## [TASK REQUIREMENTS]
Leave out the pictures and copy the remaining records exactly.
─── INPUT ROWS
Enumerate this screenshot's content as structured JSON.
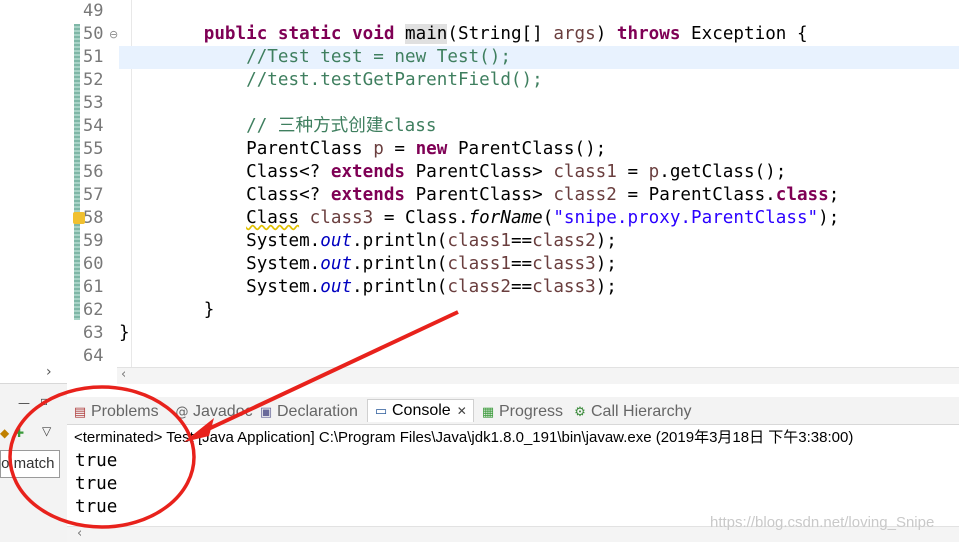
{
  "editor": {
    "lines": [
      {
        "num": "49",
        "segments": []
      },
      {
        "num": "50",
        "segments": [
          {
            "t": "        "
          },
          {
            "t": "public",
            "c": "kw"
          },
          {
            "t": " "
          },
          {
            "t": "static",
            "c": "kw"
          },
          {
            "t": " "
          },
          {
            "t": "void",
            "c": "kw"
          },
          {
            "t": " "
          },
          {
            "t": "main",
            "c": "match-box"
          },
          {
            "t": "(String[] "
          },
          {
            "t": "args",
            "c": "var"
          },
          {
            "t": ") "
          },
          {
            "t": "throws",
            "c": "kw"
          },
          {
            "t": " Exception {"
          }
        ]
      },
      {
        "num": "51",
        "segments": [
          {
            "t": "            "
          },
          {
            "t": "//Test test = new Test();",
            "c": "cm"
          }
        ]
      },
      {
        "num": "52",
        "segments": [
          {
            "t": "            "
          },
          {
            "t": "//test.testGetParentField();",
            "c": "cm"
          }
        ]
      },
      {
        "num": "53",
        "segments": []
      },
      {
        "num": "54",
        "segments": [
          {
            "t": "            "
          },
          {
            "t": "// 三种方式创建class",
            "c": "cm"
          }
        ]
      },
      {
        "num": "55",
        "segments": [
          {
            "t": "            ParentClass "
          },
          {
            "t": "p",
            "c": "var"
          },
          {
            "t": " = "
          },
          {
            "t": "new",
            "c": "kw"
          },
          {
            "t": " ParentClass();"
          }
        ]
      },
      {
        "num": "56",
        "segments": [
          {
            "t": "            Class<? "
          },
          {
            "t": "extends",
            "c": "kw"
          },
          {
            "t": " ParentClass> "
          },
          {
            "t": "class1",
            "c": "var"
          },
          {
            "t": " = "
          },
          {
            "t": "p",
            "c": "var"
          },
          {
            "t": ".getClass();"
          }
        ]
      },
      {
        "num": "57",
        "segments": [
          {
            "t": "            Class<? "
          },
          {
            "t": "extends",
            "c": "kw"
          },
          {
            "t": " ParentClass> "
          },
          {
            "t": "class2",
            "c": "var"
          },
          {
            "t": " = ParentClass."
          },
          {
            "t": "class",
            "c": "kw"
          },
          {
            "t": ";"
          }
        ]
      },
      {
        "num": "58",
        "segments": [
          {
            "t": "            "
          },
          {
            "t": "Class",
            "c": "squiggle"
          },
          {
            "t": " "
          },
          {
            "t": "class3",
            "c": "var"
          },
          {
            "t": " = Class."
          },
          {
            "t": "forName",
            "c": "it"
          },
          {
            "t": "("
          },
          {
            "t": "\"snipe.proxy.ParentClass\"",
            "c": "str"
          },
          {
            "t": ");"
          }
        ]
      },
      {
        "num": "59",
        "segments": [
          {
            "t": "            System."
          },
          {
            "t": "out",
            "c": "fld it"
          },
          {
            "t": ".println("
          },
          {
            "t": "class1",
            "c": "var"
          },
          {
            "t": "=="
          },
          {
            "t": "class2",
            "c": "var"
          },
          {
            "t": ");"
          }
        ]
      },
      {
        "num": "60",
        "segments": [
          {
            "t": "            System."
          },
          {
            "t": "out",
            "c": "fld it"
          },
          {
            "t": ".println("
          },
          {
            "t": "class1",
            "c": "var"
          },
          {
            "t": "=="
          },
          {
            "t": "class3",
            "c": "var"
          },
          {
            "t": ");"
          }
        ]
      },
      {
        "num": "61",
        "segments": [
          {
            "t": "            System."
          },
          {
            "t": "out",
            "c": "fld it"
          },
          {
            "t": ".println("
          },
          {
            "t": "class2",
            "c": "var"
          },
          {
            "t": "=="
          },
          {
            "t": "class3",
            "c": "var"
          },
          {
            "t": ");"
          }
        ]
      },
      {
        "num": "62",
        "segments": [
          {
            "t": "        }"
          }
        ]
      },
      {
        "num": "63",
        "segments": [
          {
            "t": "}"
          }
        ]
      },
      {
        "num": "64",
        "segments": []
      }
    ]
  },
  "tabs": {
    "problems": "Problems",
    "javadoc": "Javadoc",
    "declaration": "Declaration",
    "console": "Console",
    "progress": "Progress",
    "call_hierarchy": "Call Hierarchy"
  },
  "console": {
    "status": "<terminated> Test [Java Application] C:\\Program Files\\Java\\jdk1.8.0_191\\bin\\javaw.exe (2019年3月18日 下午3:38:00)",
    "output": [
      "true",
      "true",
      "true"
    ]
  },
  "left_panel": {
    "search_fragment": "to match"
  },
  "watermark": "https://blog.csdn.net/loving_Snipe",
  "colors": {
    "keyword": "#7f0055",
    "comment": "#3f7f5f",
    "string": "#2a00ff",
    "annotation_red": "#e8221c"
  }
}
──────
## [FULL ANSWER]
Enumerate this screenshot's content as structured JSON.
{
  "editor": {
    "lines": [
      {
        "num": "49",
        "segments": []
      },
      {
        "num": "50",
        "segments": [
          {
            "t": "        "
          },
          {
            "t": "public",
            "c": "kw"
          },
          {
            "t": " "
          },
          {
            "t": "static",
            "c": "kw"
          },
          {
            "t": " "
          },
          {
            "t": "void",
            "c": "kw"
          },
          {
            "t": " "
          },
          {
            "t": "main",
            "c": "match-box"
          },
          {
            "t": "(String[] "
          },
          {
            "t": "args",
            "c": "var"
          },
          {
            "t": ") "
          },
          {
            "t": "throws",
            "c": "kw"
          },
          {
            "t": " Exception {"
          }
        ]
      },
      {
        "num": "51",
        "segments": [
          {
            "t": "            "
          },
          {
            "t": "//Test test = new Test();",
            "c": "cm"
          }
        ]
      },
      {
        "num": "52",
        "segments": [
          {
            "t": "            "
          },
          {
            "t": "//test.testGetParentField();",
            "c": "cm"
          }
        ]
      },
      {
        "num": "53",
        "segments": []
      },
      {
        "num": "54",
        "segments": [
          {
            "t": "            "
          },
          {
            "t": "// 三种方式创建class",
            "c": "cm"
          }
        ]
      },
      {
        "num": "55",
        "segments": [
          {
            "t": "            ParentClass "
          },
          {
            "t": "p",
            "c": "var"
          },
          {
            "t": " = "
          },
          {
            "t": "new",
            "c": "kw"
          },
          {
            "t": " ParentClass();"
          }
        ]
      },
      {
        "num": "56",
        "segments": [
          {
            "t": "            Class<? "
          },
          {
            "t": "extends",
            "c": "kw"
          },
          {
            "t": " ParentClass> "
          },
          {
            "t": "class1",
            "c": "var"
          },
          {
            "t": " = "
          },
          {
            "t": "p",
            "c": "var"
          },
          {
            "t": ".getClass();"
          }
        ]
      },
      {
        "num": "57",
        "segments": [
          {
            "t": "            Class<? "
          },
          {
            "t": "extends",
            "c": "kw"
          },
          {
            "t": " ParentClass> "
          },
          {
            "t": "class2",
            "c": "var"
          },
          {
            "t": " = ParentClass."
          },
          {
            "t": "class",
            "c": "kw"
          },
          {
            "t": ";"
          }
        ]
      },
      {
        "num": "58",
        "segments": [
          {
            "t": "            "
          },
          {
            "t": "Class",
            "c": "squiggle"
          },
          {
            "t": " "
          },
          {
            "t": "class3",
            "c": "var"
          },
          {
            "t": " = Class."
          },
          {
            "t": "forName",
            "c": "it"
          },
          {
            "t": "("
          },
          {
            "t": "\"snipe.proxy.ParentClass\"",
            "c": "str"
          },
          {
            "t": ");"
          }
        ]
      },
      {
        "num": "59",
        "segments": [
          {
            "t": "            System."
          },
          {
            "t": "out",
            "c": "fld it"
          },
          {
            "t": ".println("
          },
          {
            "t": "class1",
            "c": "var"
          },
          {
            "t": "=="
          },
          {
            "t": "class2",
            "c": "var"
          },
          {
            "t": ");"
          }
        ]
      },
      {
        "num": "60",
        "segments": [
          {
            "t": "            System."
          },
          {
            "t": "out",
            "c": "fld it"
          },
          {
            "t": ".println("
          },
          {
            "t": "class1",
            "c": "var"
          },
          {
            "t": "=="
          },
          {
            "t": "class3",
            "c": "var"
          },
          {
            "t": ");"
          }
        ]
      },
      {
        "num": "61",
        "segments": [
          {
            "t": "            System."
          },
          {
            "t": "out",
            "c": "fld it"
          },
          {
            "t": ".println("
          },
          {
            "t": "class2",
            "c": "var"
          },
          {
            "t": "=="
          },
          {
            "t": "class3",
            "c": "var"
          },
          {
            "t": ");"
          }
        ]
      },
      {
        "num": "62",
        "segments": [
          {
            "t": "        }"
          }
        ]
      },
      {
        "num": "63",
        "segments": [
          {
            "t": "}"
          }
        ]
      },
      {
        "num": "64",
        "segments": []
      }
    ]
  },
  "tabs": {
    "problems": "Problems",
    "javadoc": "Javadoc",
    "declaration": "Declaration",
    "console": "Console",
    "progress": "Progress",
    "call_hierarchy": "Call Hierarchy"
  },
  "console": {
    "status": "<terminated> Test [Java Application] C:\\Program Files\\Java\\jdk1.8.0_191\\bin\\javaw.exe (2019年3月18日 下午3:38:00)",
    "output": [
      "true",
      "true",
      "true"
    ]
  },
  "left_panel": {
    "search_fragment": "to match"
  },
  "watermark": "https://blog.csdn.net/loving_Snipe",
  "colors": {
    "keyword": "#7f0055",
    "comment": "#3f7f5f",
    "string": "#2a00ff",
    "annotation_red": "#e8221c"
  }
}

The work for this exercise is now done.